### Dataset

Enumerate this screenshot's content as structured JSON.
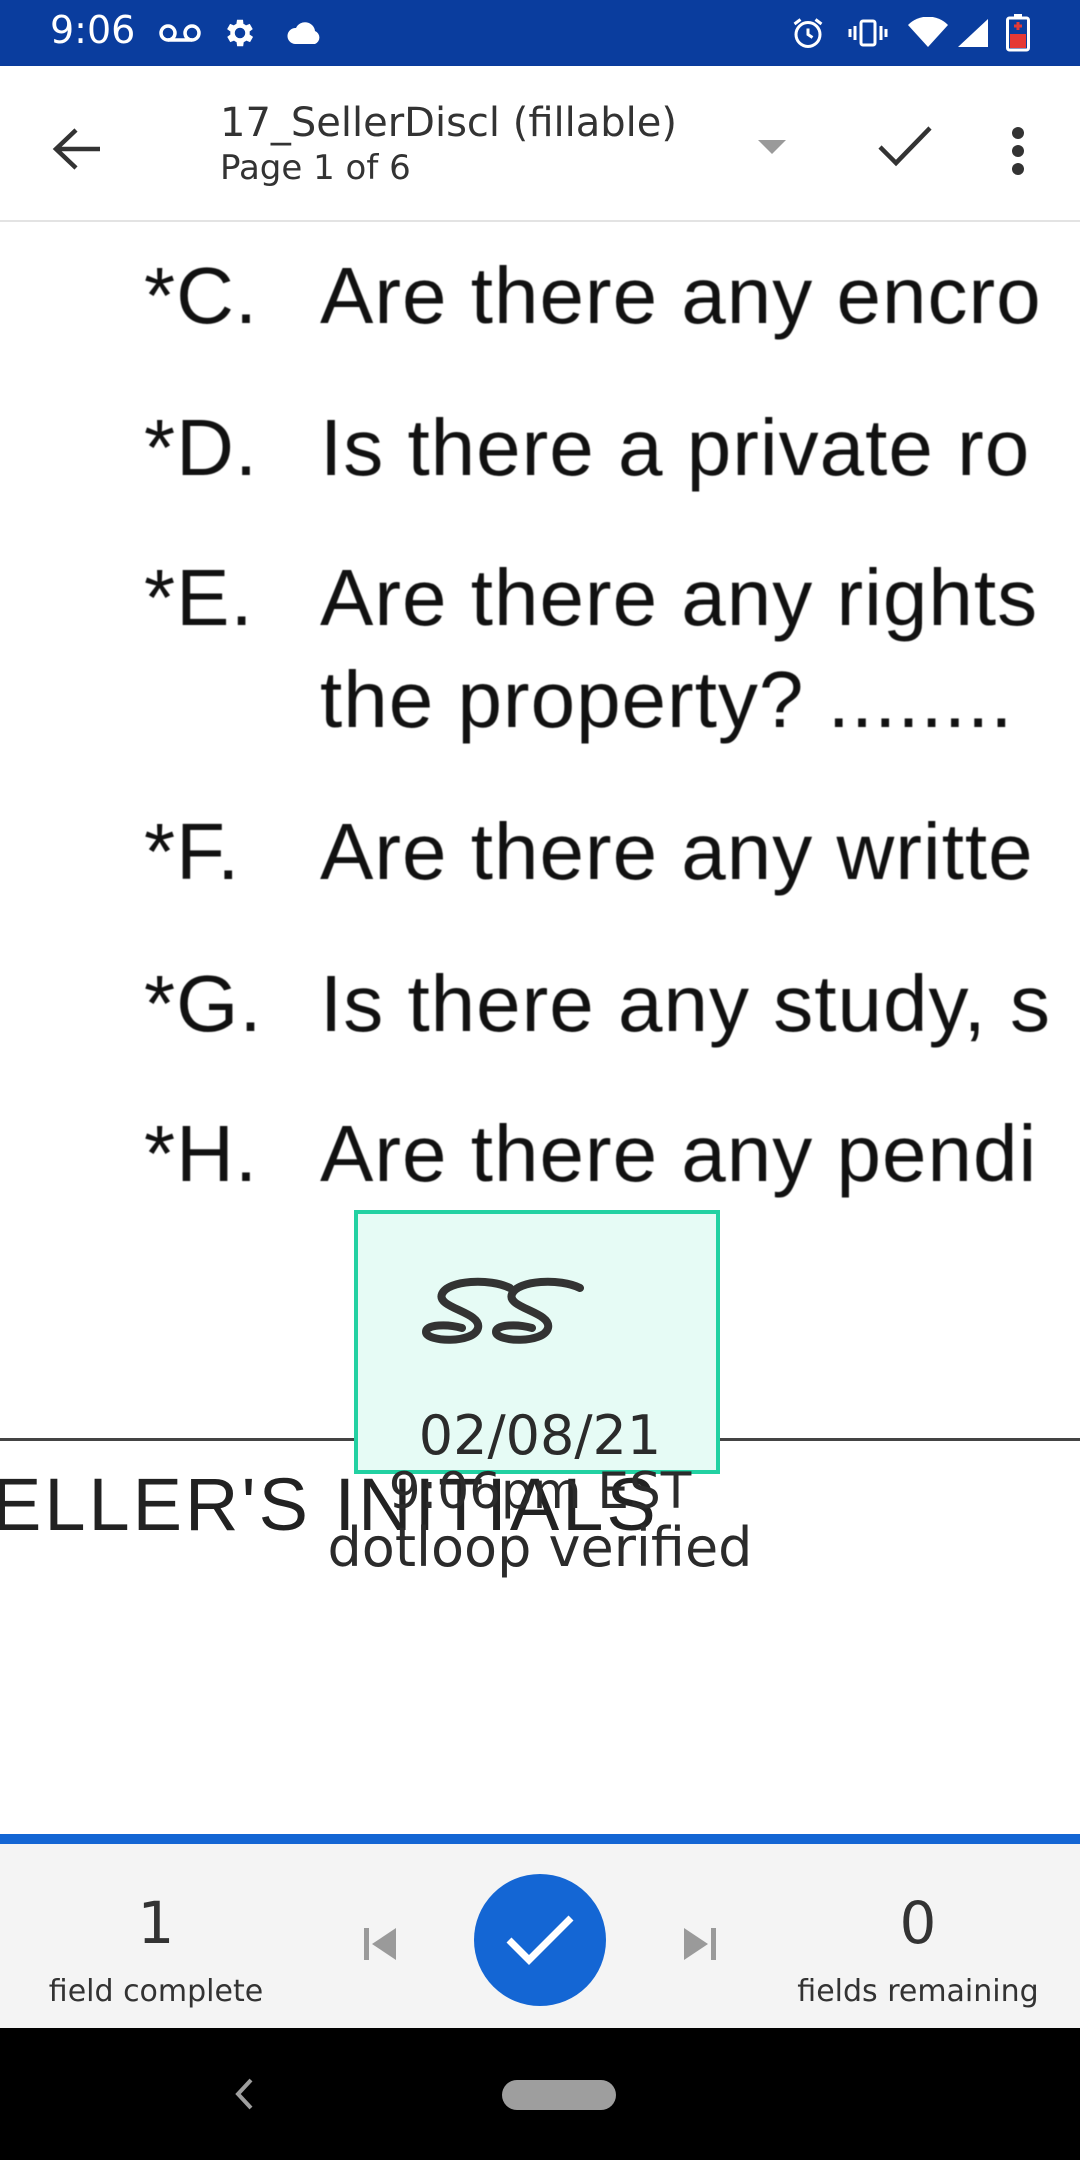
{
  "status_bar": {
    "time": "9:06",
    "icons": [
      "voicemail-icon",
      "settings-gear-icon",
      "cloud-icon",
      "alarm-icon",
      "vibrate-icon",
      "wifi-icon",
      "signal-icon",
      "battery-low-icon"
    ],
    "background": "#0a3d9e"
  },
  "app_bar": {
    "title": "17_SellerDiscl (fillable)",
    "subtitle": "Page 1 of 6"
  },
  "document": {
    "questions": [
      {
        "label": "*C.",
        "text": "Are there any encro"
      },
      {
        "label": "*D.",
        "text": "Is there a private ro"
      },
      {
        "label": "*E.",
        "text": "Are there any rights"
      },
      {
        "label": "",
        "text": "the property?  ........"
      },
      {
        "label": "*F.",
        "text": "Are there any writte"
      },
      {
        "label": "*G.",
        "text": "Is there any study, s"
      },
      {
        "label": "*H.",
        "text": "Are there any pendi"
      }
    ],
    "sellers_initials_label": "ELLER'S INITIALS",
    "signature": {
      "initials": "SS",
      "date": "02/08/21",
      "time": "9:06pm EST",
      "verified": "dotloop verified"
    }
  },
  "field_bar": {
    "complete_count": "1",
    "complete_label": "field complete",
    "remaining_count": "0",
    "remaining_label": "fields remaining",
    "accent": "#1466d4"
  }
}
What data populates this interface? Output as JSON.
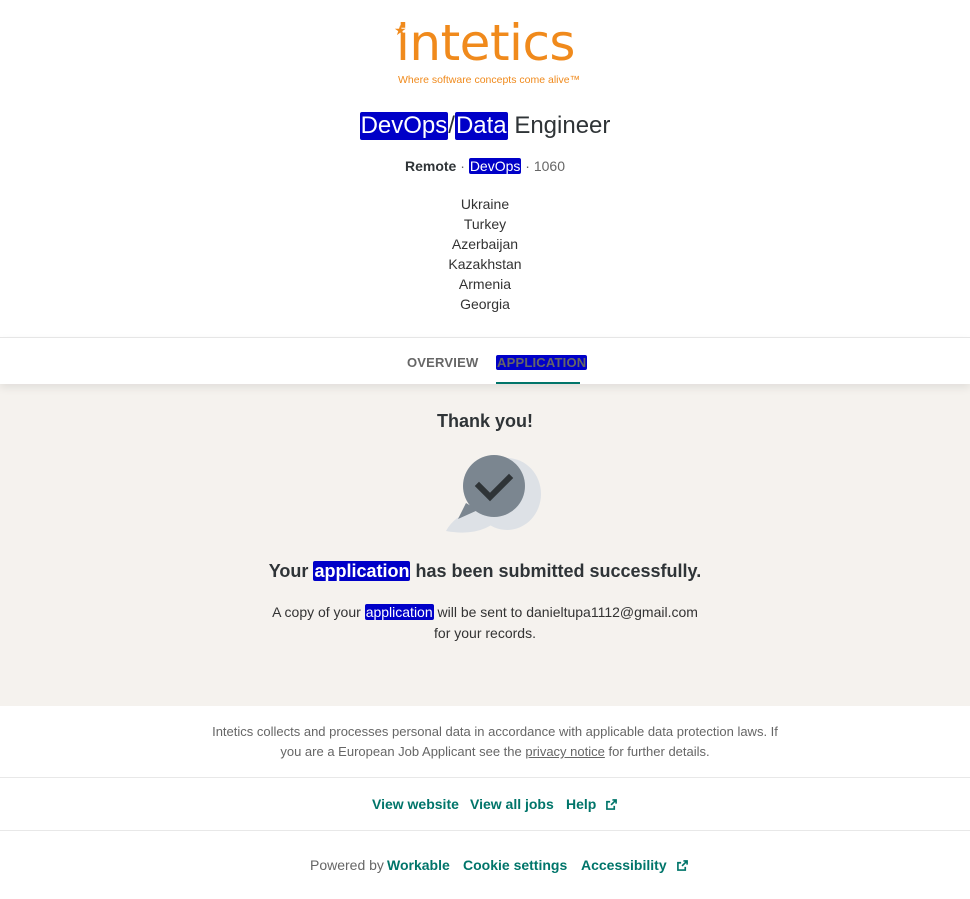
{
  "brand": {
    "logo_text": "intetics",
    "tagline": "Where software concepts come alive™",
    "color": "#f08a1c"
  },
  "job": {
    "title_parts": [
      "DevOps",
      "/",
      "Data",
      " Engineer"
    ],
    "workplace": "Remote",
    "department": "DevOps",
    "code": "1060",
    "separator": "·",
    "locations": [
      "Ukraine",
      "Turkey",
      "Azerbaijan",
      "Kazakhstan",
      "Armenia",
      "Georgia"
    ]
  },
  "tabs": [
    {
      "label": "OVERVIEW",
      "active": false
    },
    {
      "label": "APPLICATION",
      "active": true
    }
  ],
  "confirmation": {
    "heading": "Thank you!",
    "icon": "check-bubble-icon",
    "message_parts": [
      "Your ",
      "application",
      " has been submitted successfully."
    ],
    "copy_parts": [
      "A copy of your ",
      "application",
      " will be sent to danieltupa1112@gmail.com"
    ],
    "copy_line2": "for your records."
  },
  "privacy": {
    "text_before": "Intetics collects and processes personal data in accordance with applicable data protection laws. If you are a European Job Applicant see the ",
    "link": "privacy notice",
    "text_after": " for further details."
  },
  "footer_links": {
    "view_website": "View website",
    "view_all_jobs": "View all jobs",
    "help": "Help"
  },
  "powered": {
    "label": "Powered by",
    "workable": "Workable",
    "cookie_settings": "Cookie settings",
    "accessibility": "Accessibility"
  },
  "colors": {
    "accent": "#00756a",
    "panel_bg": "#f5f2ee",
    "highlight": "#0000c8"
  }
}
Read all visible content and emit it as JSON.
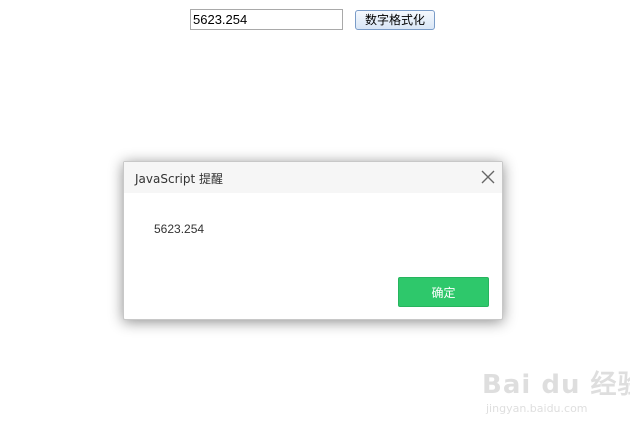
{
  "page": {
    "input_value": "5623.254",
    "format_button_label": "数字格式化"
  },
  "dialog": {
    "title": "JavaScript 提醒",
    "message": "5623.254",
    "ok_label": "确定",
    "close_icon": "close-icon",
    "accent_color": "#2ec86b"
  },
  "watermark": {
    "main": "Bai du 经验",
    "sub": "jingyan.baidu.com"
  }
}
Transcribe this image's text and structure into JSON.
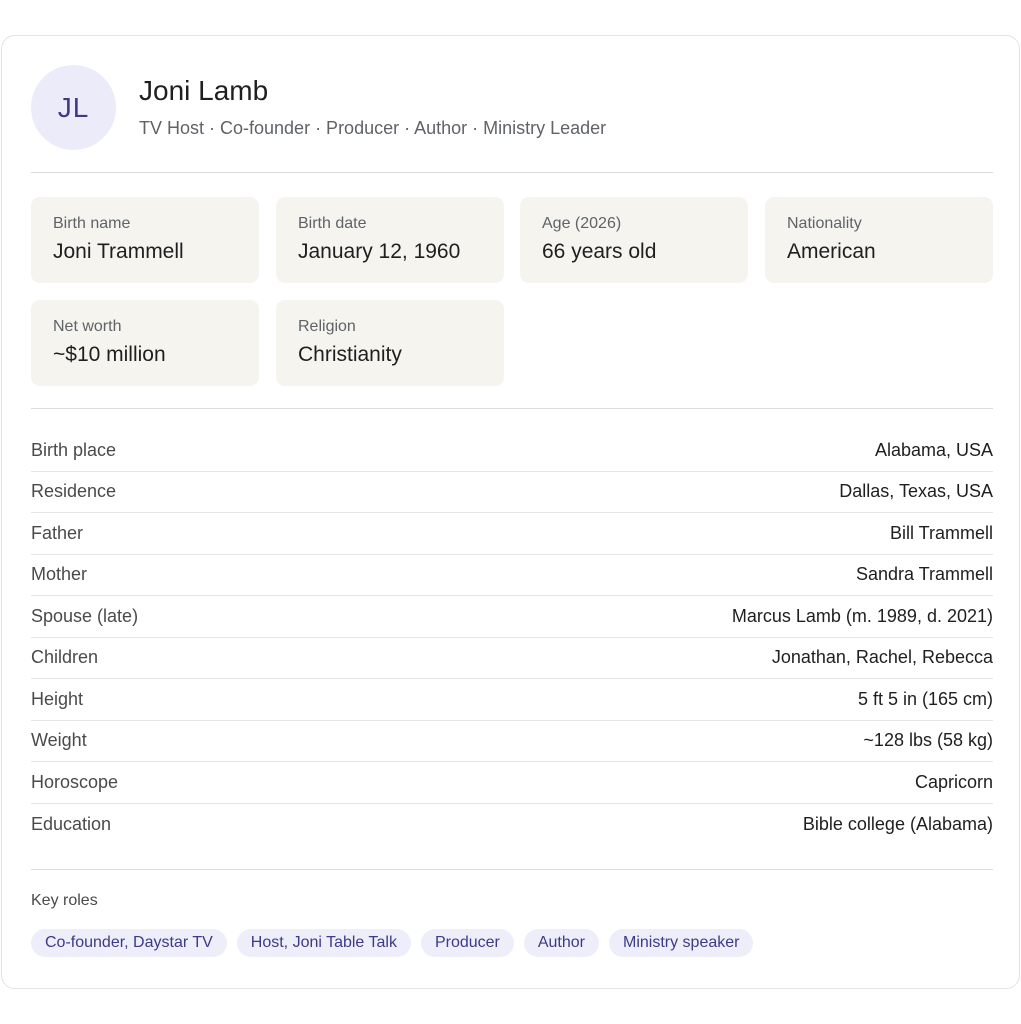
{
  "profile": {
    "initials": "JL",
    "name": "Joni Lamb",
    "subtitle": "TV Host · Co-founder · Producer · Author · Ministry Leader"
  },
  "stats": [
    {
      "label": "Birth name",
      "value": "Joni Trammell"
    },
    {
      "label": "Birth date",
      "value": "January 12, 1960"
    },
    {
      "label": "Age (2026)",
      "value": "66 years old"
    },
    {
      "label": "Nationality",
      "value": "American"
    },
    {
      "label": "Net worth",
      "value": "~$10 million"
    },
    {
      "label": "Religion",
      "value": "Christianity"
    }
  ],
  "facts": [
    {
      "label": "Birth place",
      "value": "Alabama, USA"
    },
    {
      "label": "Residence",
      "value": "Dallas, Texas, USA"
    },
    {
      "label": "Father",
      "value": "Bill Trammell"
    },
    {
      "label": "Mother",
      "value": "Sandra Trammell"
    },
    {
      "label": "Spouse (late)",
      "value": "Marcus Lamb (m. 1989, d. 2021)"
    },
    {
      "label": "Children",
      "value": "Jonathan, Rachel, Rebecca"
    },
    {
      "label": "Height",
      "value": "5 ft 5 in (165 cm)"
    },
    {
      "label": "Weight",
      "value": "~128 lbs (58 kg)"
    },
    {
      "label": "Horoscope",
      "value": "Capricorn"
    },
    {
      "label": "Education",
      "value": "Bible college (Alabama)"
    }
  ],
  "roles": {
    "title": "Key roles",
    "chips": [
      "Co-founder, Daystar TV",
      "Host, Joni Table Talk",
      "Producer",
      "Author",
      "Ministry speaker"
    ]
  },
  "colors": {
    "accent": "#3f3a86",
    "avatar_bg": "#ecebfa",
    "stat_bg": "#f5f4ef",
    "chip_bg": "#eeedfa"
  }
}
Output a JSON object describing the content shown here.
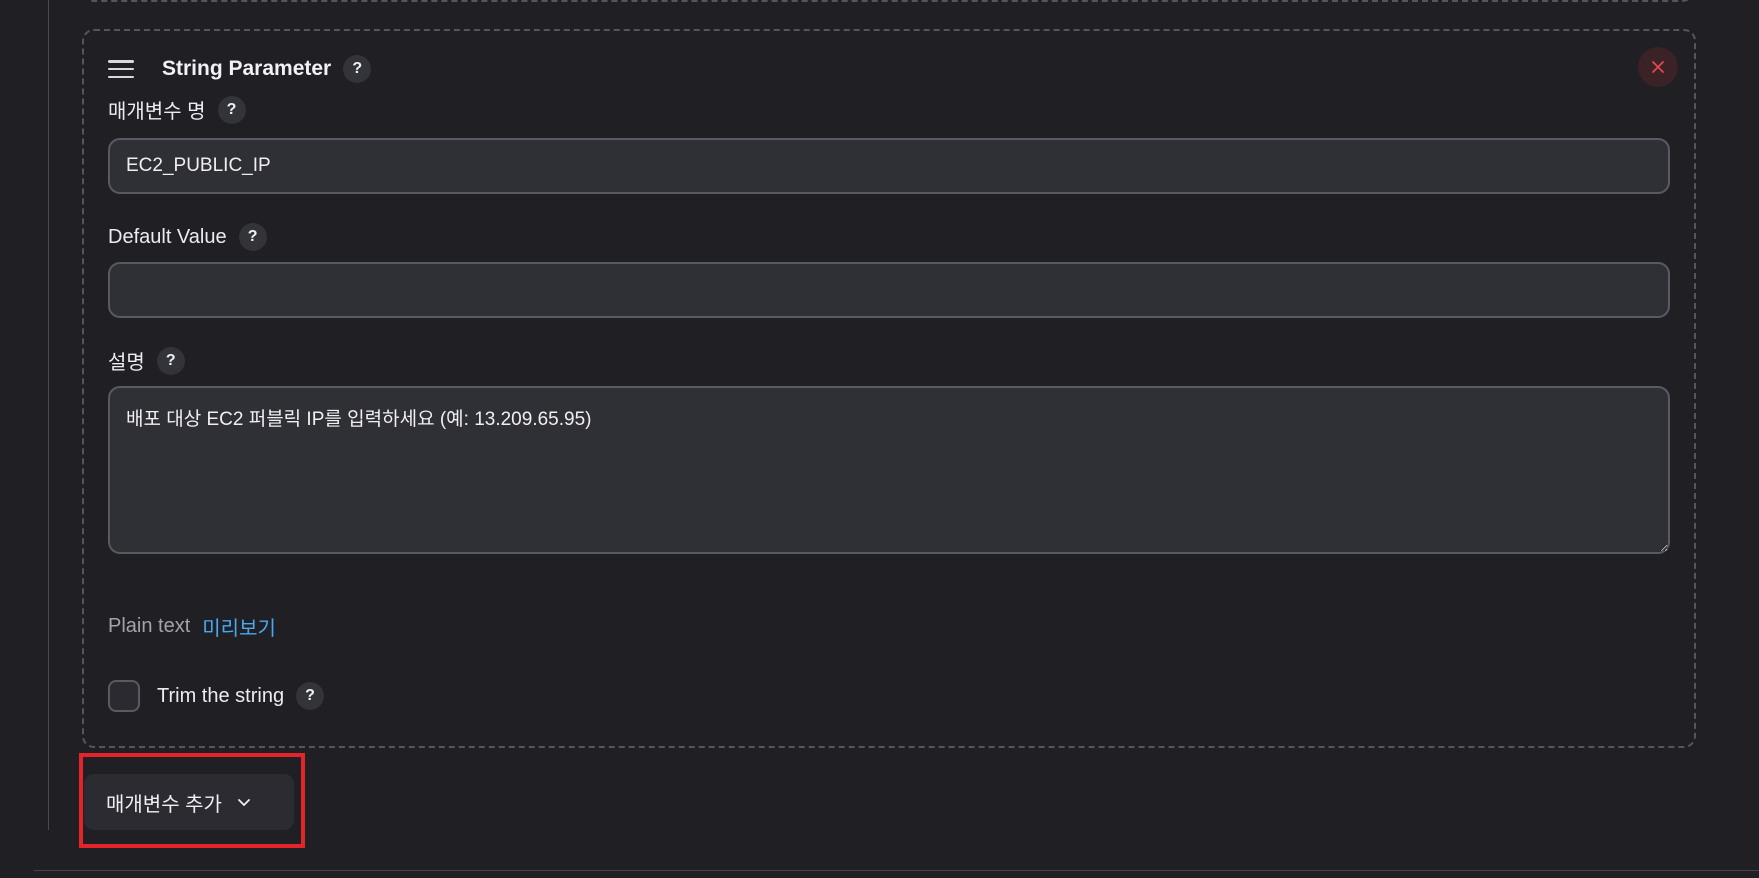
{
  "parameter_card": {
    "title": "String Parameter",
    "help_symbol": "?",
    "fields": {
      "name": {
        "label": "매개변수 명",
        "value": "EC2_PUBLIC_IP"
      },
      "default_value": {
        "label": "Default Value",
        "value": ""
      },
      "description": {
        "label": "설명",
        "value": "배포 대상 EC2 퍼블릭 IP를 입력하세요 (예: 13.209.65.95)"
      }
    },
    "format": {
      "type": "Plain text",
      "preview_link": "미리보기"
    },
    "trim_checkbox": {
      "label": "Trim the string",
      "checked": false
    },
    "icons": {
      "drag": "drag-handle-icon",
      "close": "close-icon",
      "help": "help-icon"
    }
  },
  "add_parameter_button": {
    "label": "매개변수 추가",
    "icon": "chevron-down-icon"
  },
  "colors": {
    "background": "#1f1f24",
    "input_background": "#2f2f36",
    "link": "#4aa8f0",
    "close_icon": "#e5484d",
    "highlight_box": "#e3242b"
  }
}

### Written request
All of the data above should be transcribed verbatim, with pictures omitted.

### Result
Enumerate this screenshot's content as structured JSON.
{
  "status_bar": {
    "time": "9:06",
    "icons": [
      "voicemail-icon",
      "settings-gear-icon",
      "cloud-icon",
      "alarm-icon",
      "vibrate-icon",
      "wifi-icon",
      "signal-icon",
      "battery-low-icon"
    ],
    "background": "#0a3d9e"
  },
  "app_bar": {
    "title": "17_SellerDiscl (fillable)",
    "subtitle": "Page 1 of 6"
  },
  "document": {
    "questions": [
      {
        "label": "*C.",
        "text": "Are there any encro"
      },
      {
        "label": "*D.",
        "text": "Is there a private ro"
      },
      {
        "label": "*E.",
        "text": "Are there any rights"
      },
      {
        "label": "",
        "text": "the property?  ........"
      },
      {
        "label": "*F.",
        "text": "Are there any writte"
      },
      {
        "label": "*G.",
        "text": "Is there any study, s"
      },
      {
        "label": "*H.",
        "text": "Are there any pendi"
      }
    ],
    "sellers_initials_label": "ELLER'S INITIALS",
    "signature": {
      "initials": "SS",
      "date": "02/08/21",
      "time": "9:06pm EST",
      "verified": "dotloop verified"
    }
  },
  "field_bar": {
    "complete_count": "1",
    "complete_label": "field complete",
    "remaining_count": "0",
    "remaining_label": "fields remaining",
    "accent": "#1466d4"
  }
}
What data populates this interface? Output as JSON.
{
  "brand": {
    "logo_text": "intetics",
    "tagline": "Where software concepts come alive™",
    "color": "#f08a1c"
  },
  "job": {
    "title_parts": [
      "DevOps",
      "/",
      "Data",
      " Engineer"
    ],
    "workplace": "Remote",
    "department": "DevOps",
    "code": "1060",
    "separator": "·",
    "locations": [
      "Ukraine",
      "Turkey",
      "Azerbaijan",
      "Kazakhstan",
      "Armenia",
      "Georgia"
    ]
  },
  "tabs": [
    {
      "label": "OVERVIEW",
      "active": false
    },
    {
      "label": "APPLICATION",
      "active": true
    }
  ],
  "confirmation": {
    "heading": "Thank you!",
    "icon": "check-bubble-icon",
    "message_parts": [
      "Your ",
      "application",
      " has been submitted successfully."
    ],
    "copy_parts": [
      "A copy of your ",
      "application",
      " will be sent to danieltupa1112@gmail.com"
    ],
    "copy_line2": "for your records."
  },
  "privacy": {
    "text_before": "Intetics collects and processes personal data in accordance with applicable data protection laws. If you are a European Job Applicant see the ",
    "link": "privacy notice",
    "text_after": " for further details."
  },
  "footer_links": {
    "view_website": "View website",
    "view_all_jobs": "View all jobs",
    "help": "Help"
  },
  "powered": {
    "label": "Powered by",
    "workable": "Workable",
    "cookie_settings": "Cookie settings",
    "accessibility": "Accessibility"
  },
  "colors": {
    "accent": "#00756a",
    "panel_bg": "#f5f2ee",
    "highlight": "#0000c8"
  }
}
Read all visible content and emit it as JSON.
{
  "page": {
    "input_value": "5623.254",
    "format_button_label": "数字格式化"
  },
  "dialog": {
    "title": "JavaScript 提醒",
    "message": "5623.254",
    "ok_label": "确定",
    "close_icon": "close-icon",
    "accent_color": "#2ec86b"
  },
  "watermark": {
    "main": "Bai du 经验",
    "sub": "jingyan.baidu.com"
  }
}
Transcribe this image's text and structure into JSON.
{
  "profile": {
    "initials": "JL",
    "name": "Joni Lamb",
    "subtitle": "TV Host · Co-founder · Producer · Author · Ministry Leader"
  },
  "stats": [
    {
      "label": "Birth name",
      "value": "Joni Trammell"
    },
    {
      "label": "Birth date",
      "value": "January 12, 1960"
    },
    {
      "label": "Age (2026)",
      "value": "66 years old"
    },
    {
      "label": "Nationality",
      "value": "American"
    },
    {
      "label": "Net worth",
      "value": "~$10 million"
    },
    {
      "label": "Religion",
      "value": "Christianity"
    }
  ],
  "facts": [
    {
      "label": "Birth place",
      "value": "Alabama, USA"
    },
    {
      "label": "Residence",
      "value": "Dallas, Texas, USA"
    },
    {
      "label": "Father",
      "value": "Bill Trammell"
    },
    {
      "label": "Mother",
      "value": "Sandra Trammell"
    },
    {
      "label": "Spouse (late)",
      "value": "Marcus Lamb (m. 1989, d. 2021)"
    },
    {
      "label": "Children",
      "value": "Jonathan, Rachel, Rebecca"
    },
    {
      "label": "Height",
      "value": "5 ft 5 in (165 cm)"
    },
    {
      "label": "Weight",
      "value": "~128 lbs (58 kg)"
    },
    {
      "label": "Horoscope",
      "value": "Capricorn"
    },
    {
      "label": "Education",
      "value": "Bible college (Alabama)"
    }
  ],
  "roles": {
    "title": "Key roles",
    "chips": [
      "Co-founder, Daystar TV",
      "Host, Joni Table Talk",
      "Producer",
      "Author",
      "Ministry speaker"
    ]
  },
  "colors": {
    "accent": "#3f3a86",
    "avatar_bg": "#ecebfa",
    "stat_bg": "#f5f4ef",
    "chip_bg": "#eeedfa"
  }
}
Output a JSON object describing the content shown here.
{
  "parameter_card": {
    "title": "String Parameter",
    "help_symbol": "?",
    "fields": {
      "name": {
        "label": "매개변수 명",
        "value": "EC2_PUBLIC_IP"
      },
      "default_value": {
        "label": "Default Value",
        "value": ""
      },
      "description": {
        "label": "설명",
        "value": "배포 대상 EC2 퍼블릭 IP를 입력하세요 (예: 13.209.65.95)"
      }
    },
    "format": {
      "type": "Plain text",
      "preview_link": "미리보기"
    },
    "trim_checkbox": {
      "label": "Trim the string",
      "checked": false
    },
    "icons": {
      "drag": "drag-handle-icon",
      "close": "close-icon",
      "help": "help-icon"
    }
  },
  "add_parameter_button": {
    "label": "매개변수 추가",
    "icon": "chevron-down-icon"
  },
  "colors": {
    "background": "#1f1f24",
    "input_background": "#2f2f36",
    "link": "#4aa8f0",
    "close_icon": "#e5484d",
    "highlight_box": "#e3242b"
  }
}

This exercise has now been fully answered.